• EXERCISE REQUIREMENTS
Tally how many lines hold the string "label". Your reply should be that number alone.

• ENTRIES
──────

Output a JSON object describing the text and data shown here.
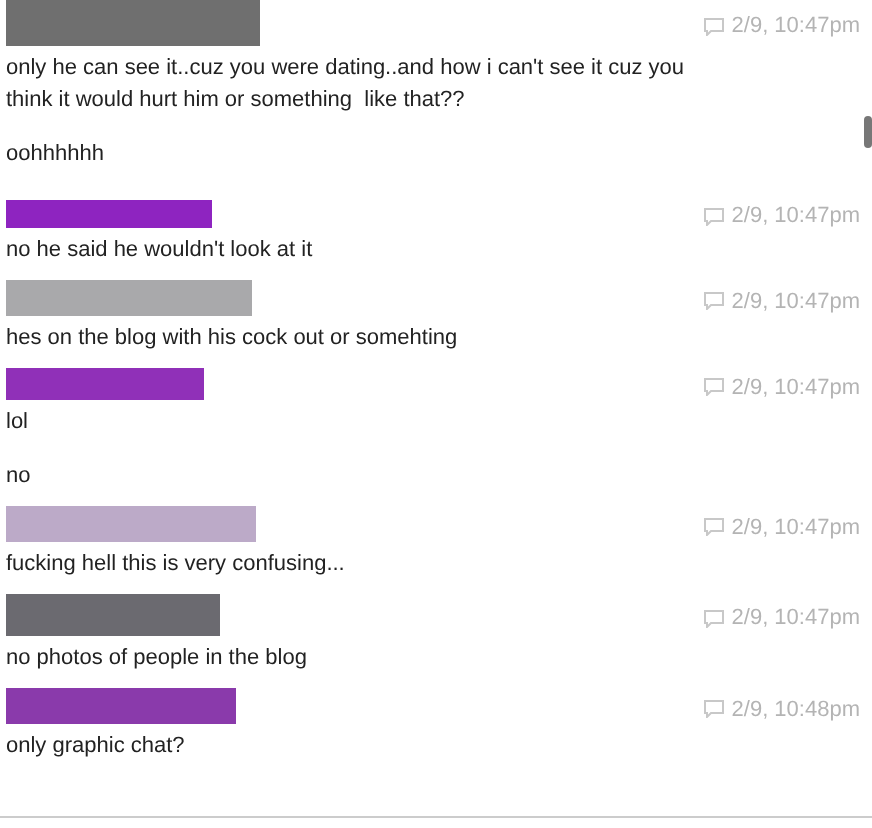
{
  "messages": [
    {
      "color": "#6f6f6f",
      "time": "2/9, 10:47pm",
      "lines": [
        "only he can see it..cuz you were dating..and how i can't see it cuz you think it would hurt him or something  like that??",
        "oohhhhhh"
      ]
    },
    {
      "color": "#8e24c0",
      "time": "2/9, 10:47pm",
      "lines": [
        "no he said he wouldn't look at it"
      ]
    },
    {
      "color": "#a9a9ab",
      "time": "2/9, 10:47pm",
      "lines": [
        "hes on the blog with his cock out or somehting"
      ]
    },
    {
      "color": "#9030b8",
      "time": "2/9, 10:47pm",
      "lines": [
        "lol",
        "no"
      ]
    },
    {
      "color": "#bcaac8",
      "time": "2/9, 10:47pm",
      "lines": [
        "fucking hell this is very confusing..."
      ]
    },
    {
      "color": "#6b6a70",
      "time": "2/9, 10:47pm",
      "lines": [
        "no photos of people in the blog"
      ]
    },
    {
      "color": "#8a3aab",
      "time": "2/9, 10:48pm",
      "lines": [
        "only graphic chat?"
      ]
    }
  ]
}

──────

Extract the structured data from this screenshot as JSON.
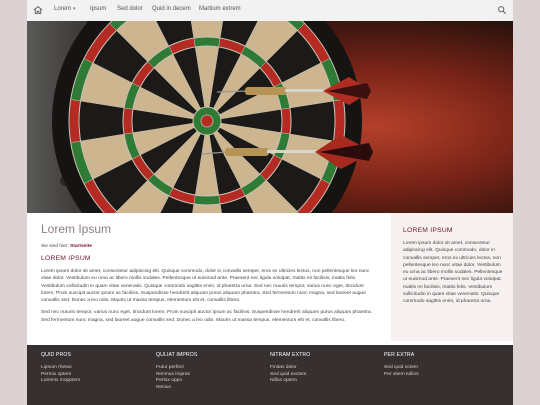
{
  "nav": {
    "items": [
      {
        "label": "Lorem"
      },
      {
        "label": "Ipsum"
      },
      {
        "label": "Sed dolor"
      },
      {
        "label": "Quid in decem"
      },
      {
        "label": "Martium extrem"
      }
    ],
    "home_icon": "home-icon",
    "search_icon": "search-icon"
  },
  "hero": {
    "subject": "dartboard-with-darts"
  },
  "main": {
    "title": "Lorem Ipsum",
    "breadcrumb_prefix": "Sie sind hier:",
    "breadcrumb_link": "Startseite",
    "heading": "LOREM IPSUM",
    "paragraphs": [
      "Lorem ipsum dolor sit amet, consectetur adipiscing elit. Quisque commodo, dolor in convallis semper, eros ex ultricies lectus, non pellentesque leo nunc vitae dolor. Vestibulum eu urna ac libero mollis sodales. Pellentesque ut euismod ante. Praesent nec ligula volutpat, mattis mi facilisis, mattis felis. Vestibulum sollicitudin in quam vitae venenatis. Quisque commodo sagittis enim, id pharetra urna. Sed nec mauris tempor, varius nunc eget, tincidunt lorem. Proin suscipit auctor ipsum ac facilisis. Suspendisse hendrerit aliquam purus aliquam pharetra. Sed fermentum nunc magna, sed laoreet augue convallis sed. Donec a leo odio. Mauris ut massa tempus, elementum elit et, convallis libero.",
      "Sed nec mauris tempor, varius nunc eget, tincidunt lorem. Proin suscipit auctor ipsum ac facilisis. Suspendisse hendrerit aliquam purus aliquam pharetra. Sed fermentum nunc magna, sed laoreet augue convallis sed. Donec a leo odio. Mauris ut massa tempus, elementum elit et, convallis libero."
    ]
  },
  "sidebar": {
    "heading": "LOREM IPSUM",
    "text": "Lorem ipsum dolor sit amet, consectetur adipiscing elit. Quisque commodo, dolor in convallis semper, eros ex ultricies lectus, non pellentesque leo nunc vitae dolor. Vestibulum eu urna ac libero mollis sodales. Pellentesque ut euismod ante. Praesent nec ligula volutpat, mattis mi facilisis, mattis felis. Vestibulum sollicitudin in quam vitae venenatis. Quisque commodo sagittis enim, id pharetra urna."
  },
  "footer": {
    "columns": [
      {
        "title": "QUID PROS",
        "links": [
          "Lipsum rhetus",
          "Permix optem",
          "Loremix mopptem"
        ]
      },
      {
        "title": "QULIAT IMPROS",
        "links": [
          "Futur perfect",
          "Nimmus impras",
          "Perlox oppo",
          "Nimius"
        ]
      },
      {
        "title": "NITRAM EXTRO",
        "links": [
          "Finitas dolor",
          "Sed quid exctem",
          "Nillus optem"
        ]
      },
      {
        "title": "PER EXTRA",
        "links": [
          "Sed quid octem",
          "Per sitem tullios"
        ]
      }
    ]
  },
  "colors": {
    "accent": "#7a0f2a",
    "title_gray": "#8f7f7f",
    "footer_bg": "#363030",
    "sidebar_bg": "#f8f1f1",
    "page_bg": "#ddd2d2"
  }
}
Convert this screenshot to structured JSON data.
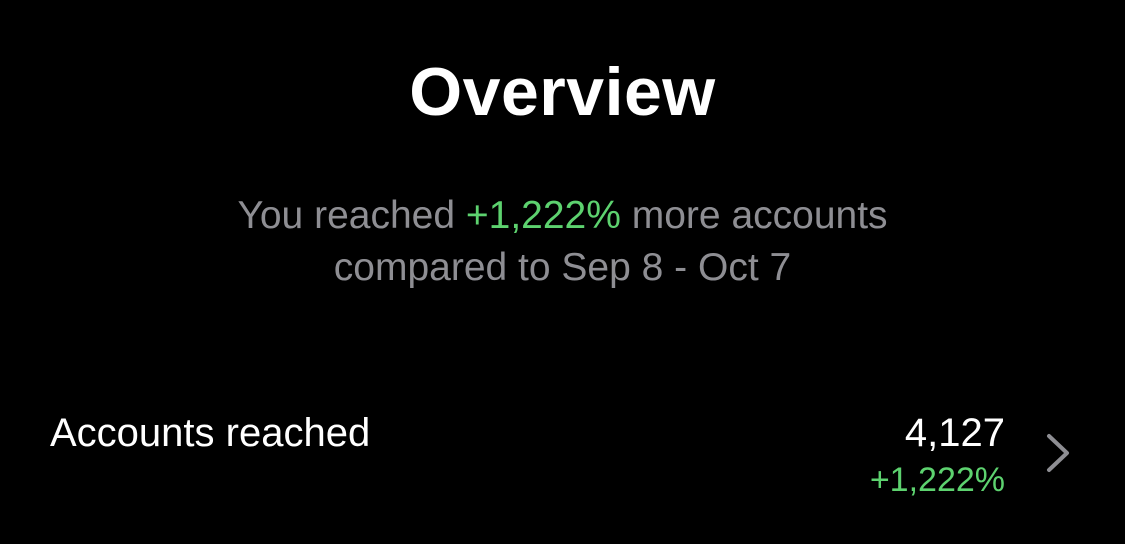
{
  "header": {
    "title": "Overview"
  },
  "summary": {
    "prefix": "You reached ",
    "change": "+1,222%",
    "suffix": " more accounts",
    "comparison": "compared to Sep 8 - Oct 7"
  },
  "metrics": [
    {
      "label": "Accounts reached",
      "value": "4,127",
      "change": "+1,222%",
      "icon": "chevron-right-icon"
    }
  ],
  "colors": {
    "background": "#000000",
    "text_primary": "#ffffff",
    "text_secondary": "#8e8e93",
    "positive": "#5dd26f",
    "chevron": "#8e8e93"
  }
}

──────

• SOLVED PROBLEM
6